**STATED EXERCISE**
Will you write out the data exactly, excluding every picture?

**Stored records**

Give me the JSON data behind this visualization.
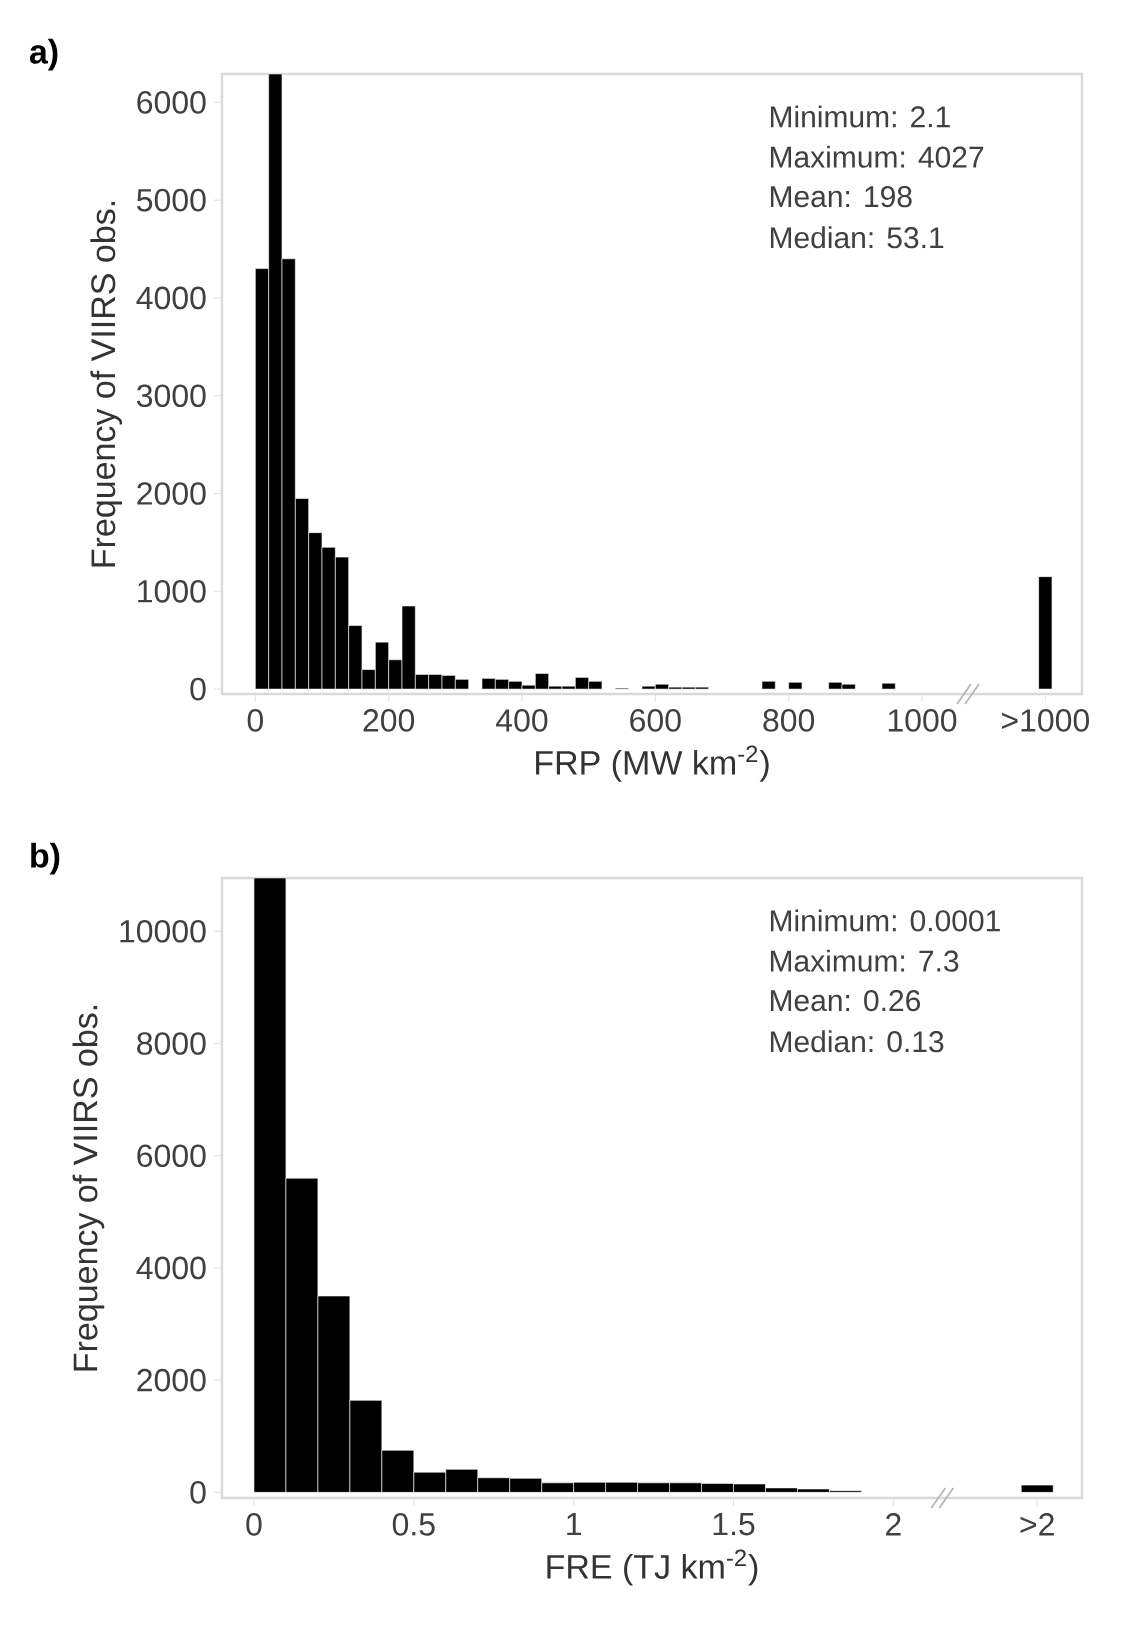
{
  "chart_data": [
    {
      "type": "histogram",
      "title": "a)",
      "xlabel": "FRP (MW km$^{-2}$)",
      "ylabel": "Frequency of VIIRS obs.",
      "color": "#000000",
      "bins": [
        0,
        20,
        40,
        60,
        80,
        100,
        120,
        140,
        160,
        180,
        200,
        220,
        240,
        260,
        280,
        300,
        320,
        340,
        360,
        380,
        400,
        420,
        440,
        460,
        480,
        500,
        520,
        540,
        560,
        580,
        600,
        620,
        640,
        660,
        680,
        760,
        780,
        800,
        820,
        860,
        880,
        900,
        940,
        960,
        1175,
        1195
      ],
      "values": [
        4300,
        6290,
        4400,
        1950,
        1600,
        1450,
        1350,
        650,
        200,
        480,
        300,
        850,
        150,
        150,
        140,
        100,
        0,
        110,
        100,
        80,
        40,
        160,
        30,
        30,
        120,
        80,
        0,
        10,
        0,
        30,
        50,
        20,
        20,
        20,
        0,
        80,
        0,
        70,
        0,
        70,
        50,
        0,
        60,
        null,
        1150
      ],
      "xlim": [
        -50,
        1240
      ],
      "ylim": [
        -50,
        6290
      ],
      "xticks": [
        0,
        200,
        400,
        600,
        800,
        1000,
        {
          "value": 1185,
          "label": ">1000"
        }
      ],
      "yticks": [
        0,
        1000,
        2000,
        3000,
        4000,
        5000,
        6000
      ],
      "annotations": [
        "Minimum: 2.1",
        "Maximum: 4027",
        "Mean: 198",
        "Median: 53.1"
      ]
    },
    {
      "type": "histogram",
      "title": "b)",
      "xlabel": "FRE (TJ km$^{-2}$)",
      "ylabel": "Frequency of VIIRS obs.",
      "color": "#000000",
      "bins": [
        0,
        0.1,
        0.2,
        0.3,
        0.4,
        0.5,
        0.6,
        0.7,
        0.8,
        0.9,
        1.0,
        1.1,
        1.2,
        1.3,
        1.4,
        1.5,
        1.6,
        1.7,
        1.8,
        1.9,
        2.4,
        2.5
      ],
      "values": [
        10950,
        5600,
        3500,
        1640,
        750,
        360,
        410,
        260,
        250,
        170,
        180,
        180,
        170,
        170,
        160,
        150,
        80,
        60,
        30,
        null,
        130
      ],
      "xlim": [
        -0.1,
        2.59
      ],
      "ylim": [
        -100,
        10950
      ],
      "xticks": [
        0,
        0.5,
        1,
        1.5,
        2,
        {
          "value": 2.45,
          "label": ">2"
        }
      ],
      "yticks": [
        0,
        2000,
        4000,
        6000,
        8000,
        10000
      ],
      "annotations": [
        "Minimum: 0.0001",
        "Maximum: 7.3",
        "Mean: 0.26",
        "Median: 0.13"
      ]
    }
  ]
}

**COMPLETE RESPONSE**
Give me the JSON data behind this visualization.
{
  "chart_data": [
    {
      "type": "histogram",
      "title": "a)",
      "xlabel": "FRP (MW km$^{-2}$)",
      "ylabel": "Frequency of VIIRS obs.",
      "color": "#000000",
      "bins": [
        0,
        20,
        40,
        60,
        80,
        100,
        120,
        140,
        160,
        180,
        200,
        220,
        240,
        260,
        280,
        300,
        320,
        340,
        360,
        380,
        400,
        420,
        440,
        460,
        480,
        500,
        520,
        540,
        560,
        580,
        600,
        620,
        640,
        660,
        680,
        760,
        780,
        800,
        820,
        860,
        880,
        900,
        940,
        960,
        1175,
        1195
      ],
      "values": [
        4300,
        6290,
        4400,
        1950,
        1600,
        1450,
        1350,
        650,
        200,
        480,
        300,
        850,
        150,
        150,
        140,
        100,
        0,
        110,
        100,
        80,
        40,
        160,
        30,
        30,
        120,
        80,
        0,
        10,
        0,
        30,
        50,
        20,
        20,
        20,
        0,
        80,
        0,
        70,
        0,
        70,
        50,
        0,
        60,
        null,
        1150
      ],
      "xlim": [
        -50,
        1240
      ],
      "ylim": [
        -50,
        6290
      ],
      "xticks": [
        0,
        200,
        400,
        600,
        800,
        1000,
        {
          "value": 1185,
          "label": ">1000"
        }
      ],
      "yticks": [
        0,
        1000,
        2000,
        3000,
        4000,
        5000,
        6000
      ],
      "annotations": [
        "Minimum: 2.1",
        "Maximum: 4027",
        "Mean: 198",
        "Median: 53.1"
      ]
    },
    {
      "type": "histogram",
      "title": "b)",
      "xlabel": "FRE (TJ km$^{-2}$)",
      "ylabel": "Frequency of VIIRS obs.",
      "color": "#000000",
      "bins": [
        0,
        0.1,
        0.2,
        0.3,
        0.4,
        0.5,
        0.6,
        0.7,
        0.8,
        0.9,
        1.0,
        1.1,
        1.2,
        1.3,
        1.4,
        1.5,
        1.6,
        1.7,
        1.8,
        1.9,
        2.4,
        2.5
      ],
      "values": [
        10950,
        5600,
        3500,
        1640,
        750,
        360,
        410,
        260,
        250,
        170,
        180,
        180,
        170,
        170,
        160,
        150,
        80,
        60,
        30,
        null,
        130
      ],
      "xlim": [
        -0.1,
        2.59
      ],
      "ylim": [
        -100,
        10950
      ],
      "xticks": [
        0,
        0.5,
        1,
        1.5,
        2,
        {
          "value": 2.45,
          "label": ">2"
        }
      ],
      "yticks": [
        0,
        2000,
        4000,
        6000,
        8000,
        10000
      ],
      "annotations": [
        "Minimum: 0.0001",
        "Maximum: 7.3",
        "Mean: 0.26",
        "Median: 0.13"
      ]
    }
  ]
}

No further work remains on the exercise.